- Problem description -
Extract the lines that carry the string "country" from the listing.

- Records for the task -
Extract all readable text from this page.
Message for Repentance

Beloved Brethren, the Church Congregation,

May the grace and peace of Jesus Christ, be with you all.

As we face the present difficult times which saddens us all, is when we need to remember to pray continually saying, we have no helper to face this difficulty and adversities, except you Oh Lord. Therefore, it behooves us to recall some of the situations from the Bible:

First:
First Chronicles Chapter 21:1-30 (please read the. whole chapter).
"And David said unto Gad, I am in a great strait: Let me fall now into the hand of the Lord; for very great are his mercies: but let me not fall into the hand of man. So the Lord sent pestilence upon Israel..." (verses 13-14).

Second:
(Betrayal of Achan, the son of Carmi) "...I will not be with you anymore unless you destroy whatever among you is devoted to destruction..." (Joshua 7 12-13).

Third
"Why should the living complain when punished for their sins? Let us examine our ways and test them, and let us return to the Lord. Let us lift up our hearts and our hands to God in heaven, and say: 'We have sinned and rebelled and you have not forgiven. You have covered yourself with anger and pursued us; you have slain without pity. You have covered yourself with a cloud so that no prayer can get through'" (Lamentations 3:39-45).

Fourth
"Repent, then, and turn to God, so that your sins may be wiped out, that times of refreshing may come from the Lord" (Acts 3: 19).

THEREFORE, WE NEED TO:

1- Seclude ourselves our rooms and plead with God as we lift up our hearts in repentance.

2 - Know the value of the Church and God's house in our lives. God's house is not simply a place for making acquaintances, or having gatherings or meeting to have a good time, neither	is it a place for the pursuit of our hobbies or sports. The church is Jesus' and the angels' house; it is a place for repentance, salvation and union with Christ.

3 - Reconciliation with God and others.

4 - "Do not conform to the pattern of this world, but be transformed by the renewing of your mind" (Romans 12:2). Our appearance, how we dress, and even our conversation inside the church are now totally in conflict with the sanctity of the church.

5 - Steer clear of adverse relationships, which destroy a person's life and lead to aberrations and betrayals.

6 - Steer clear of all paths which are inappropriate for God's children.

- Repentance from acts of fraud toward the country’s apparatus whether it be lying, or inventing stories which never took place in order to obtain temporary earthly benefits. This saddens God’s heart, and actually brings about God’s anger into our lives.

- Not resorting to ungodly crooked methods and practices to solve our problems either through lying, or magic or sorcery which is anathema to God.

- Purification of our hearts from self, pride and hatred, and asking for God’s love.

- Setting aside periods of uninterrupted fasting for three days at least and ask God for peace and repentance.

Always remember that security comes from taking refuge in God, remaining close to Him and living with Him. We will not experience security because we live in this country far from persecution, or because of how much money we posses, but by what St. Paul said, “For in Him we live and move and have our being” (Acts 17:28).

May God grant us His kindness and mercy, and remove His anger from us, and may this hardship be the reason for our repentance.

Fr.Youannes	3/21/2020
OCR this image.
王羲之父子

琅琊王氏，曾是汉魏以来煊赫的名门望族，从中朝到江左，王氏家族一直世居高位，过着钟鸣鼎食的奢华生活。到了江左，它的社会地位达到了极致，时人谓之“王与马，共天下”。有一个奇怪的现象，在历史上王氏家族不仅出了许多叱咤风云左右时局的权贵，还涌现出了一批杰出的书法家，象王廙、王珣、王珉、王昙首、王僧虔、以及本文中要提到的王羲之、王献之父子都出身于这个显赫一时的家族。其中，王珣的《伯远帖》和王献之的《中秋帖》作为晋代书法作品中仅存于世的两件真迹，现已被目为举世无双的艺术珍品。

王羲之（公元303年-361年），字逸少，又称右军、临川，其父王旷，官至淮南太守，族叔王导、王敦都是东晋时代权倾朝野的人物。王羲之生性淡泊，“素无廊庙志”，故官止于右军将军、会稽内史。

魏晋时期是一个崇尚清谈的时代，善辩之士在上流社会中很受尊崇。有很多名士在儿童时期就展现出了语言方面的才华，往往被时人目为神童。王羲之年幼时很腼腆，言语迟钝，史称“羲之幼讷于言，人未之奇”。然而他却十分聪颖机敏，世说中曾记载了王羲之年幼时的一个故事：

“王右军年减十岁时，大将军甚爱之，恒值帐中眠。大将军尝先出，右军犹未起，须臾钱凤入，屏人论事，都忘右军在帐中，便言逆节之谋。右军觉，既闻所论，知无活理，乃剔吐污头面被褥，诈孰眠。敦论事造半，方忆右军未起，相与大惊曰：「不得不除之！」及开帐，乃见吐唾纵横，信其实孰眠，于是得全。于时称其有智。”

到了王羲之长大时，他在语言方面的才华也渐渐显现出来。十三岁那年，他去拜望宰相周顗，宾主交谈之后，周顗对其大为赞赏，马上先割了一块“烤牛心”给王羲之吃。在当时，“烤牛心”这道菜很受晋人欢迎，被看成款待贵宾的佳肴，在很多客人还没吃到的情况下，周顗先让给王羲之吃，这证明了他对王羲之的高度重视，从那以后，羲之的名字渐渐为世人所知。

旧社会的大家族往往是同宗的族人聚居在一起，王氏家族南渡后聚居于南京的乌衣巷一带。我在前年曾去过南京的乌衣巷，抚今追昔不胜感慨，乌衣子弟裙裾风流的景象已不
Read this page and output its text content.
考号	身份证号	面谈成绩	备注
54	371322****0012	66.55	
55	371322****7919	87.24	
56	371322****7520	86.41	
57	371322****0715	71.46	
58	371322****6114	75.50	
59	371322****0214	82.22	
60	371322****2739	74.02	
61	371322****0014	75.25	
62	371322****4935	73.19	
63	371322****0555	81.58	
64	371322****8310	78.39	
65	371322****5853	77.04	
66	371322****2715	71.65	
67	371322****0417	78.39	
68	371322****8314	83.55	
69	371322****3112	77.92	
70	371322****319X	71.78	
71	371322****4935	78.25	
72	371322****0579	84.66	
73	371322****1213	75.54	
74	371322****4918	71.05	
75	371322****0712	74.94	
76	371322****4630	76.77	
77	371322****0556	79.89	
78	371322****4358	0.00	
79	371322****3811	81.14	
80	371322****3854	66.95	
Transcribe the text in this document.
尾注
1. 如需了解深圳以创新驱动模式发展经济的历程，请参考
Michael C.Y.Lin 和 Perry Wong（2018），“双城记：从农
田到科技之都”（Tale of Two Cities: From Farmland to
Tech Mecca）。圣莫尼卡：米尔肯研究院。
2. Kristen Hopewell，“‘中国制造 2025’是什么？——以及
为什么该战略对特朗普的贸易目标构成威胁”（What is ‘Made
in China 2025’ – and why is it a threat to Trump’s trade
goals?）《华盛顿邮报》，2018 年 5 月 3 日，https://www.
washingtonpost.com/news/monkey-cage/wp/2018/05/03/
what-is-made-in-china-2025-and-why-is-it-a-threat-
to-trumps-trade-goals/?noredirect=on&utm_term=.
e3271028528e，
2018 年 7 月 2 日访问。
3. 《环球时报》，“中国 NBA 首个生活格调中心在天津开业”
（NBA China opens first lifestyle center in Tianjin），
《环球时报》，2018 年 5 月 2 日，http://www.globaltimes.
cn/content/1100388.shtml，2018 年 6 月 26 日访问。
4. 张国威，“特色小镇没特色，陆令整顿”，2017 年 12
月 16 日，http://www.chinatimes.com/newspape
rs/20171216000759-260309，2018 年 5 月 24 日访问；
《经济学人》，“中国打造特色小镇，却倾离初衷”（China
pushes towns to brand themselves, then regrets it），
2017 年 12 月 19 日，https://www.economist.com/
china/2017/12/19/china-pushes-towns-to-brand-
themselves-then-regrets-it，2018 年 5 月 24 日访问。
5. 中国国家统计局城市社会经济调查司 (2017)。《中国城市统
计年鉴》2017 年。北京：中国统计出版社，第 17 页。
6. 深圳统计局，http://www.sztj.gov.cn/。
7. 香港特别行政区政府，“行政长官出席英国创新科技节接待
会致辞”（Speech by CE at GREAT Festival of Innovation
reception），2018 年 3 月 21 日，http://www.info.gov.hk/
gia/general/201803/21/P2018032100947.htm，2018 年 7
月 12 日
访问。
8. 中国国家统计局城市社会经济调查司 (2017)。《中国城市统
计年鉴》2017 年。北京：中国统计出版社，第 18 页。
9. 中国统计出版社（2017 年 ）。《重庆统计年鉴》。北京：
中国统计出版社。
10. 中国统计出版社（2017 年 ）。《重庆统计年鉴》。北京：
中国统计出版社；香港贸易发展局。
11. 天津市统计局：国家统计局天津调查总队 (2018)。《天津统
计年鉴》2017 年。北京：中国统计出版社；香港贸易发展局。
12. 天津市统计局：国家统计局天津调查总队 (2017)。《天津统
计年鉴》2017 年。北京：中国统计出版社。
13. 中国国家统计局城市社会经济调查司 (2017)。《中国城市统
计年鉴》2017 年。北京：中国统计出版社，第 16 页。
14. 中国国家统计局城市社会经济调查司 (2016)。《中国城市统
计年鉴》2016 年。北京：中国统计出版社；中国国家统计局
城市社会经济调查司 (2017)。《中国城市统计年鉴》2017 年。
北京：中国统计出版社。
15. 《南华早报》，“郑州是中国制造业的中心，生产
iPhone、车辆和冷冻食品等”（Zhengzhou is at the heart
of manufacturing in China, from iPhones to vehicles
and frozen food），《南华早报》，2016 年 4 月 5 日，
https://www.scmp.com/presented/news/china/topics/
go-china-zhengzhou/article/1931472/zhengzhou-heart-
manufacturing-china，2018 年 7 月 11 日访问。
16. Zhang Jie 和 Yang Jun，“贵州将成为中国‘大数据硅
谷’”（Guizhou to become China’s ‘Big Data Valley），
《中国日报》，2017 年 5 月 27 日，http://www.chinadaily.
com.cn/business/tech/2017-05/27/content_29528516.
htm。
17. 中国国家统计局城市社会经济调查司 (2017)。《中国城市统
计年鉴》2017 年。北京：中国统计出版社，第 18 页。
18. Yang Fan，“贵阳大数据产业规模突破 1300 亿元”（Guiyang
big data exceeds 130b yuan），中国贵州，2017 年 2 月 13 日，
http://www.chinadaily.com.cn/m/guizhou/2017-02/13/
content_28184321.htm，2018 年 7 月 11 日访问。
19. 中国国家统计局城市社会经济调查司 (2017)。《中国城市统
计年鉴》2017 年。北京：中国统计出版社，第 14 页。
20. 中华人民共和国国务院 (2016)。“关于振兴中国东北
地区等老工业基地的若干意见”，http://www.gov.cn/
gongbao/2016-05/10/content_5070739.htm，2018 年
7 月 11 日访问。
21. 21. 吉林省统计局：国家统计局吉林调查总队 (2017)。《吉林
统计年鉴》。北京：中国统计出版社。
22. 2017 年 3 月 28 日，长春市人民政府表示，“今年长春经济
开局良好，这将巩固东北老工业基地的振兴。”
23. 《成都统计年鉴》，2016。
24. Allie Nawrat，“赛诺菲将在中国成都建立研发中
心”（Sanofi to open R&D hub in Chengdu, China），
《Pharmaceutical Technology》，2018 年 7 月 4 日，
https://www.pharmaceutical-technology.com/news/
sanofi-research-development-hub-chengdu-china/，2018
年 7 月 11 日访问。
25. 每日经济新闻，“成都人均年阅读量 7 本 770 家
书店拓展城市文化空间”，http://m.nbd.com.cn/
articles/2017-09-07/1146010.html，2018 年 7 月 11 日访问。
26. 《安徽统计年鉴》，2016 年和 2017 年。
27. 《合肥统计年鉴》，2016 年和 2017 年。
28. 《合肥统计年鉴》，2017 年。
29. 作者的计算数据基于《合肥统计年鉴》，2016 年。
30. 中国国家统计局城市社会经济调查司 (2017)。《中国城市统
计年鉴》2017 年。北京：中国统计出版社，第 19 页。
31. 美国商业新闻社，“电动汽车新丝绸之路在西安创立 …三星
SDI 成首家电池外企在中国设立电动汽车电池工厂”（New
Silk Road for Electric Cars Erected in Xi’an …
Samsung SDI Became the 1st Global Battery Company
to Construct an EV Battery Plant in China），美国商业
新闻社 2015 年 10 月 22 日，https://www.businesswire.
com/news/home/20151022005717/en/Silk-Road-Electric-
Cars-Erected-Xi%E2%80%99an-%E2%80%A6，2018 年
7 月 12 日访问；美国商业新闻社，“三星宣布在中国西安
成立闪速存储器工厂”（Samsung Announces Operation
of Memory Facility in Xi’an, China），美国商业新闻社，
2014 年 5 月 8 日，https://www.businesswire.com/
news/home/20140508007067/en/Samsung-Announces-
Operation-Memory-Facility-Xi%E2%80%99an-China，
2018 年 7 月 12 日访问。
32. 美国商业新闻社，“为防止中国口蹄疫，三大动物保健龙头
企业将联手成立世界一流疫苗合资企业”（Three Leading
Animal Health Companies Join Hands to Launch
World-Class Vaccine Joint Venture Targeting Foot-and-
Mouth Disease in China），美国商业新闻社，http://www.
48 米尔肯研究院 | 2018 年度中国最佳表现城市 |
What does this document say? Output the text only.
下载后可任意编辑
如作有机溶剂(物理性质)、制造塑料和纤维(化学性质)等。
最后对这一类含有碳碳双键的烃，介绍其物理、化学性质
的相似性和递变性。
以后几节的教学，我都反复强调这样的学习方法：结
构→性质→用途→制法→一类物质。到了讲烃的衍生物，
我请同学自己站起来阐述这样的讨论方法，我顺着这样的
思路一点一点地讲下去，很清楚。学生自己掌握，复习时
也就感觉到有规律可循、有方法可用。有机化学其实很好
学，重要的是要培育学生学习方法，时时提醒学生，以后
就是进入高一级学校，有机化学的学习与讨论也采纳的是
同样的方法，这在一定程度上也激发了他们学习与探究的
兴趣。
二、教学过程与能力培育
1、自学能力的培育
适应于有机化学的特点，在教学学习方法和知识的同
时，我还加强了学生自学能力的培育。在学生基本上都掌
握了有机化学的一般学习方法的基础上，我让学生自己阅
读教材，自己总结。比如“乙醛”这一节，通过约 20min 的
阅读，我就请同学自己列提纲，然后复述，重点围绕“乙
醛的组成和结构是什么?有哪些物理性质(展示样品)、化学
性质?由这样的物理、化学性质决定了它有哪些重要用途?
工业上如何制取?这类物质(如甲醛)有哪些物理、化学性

- The reply -
- Repentance from acts of fraud toward the country’s apparatus whether it be lying, or inventing stories which never took place in order to obtain temporary earthly benefits. This saddens God’s heart, and actually brings about God’s anger into our lives.
Always remember that security comes from taking refuge in God, remaining close to Him and living with Him. We will not experience security because we live in this country far from persecution, or because of how much money we posses, but by what St. Paul said, “For in Him we live and move and have our being” (Acts 17:28).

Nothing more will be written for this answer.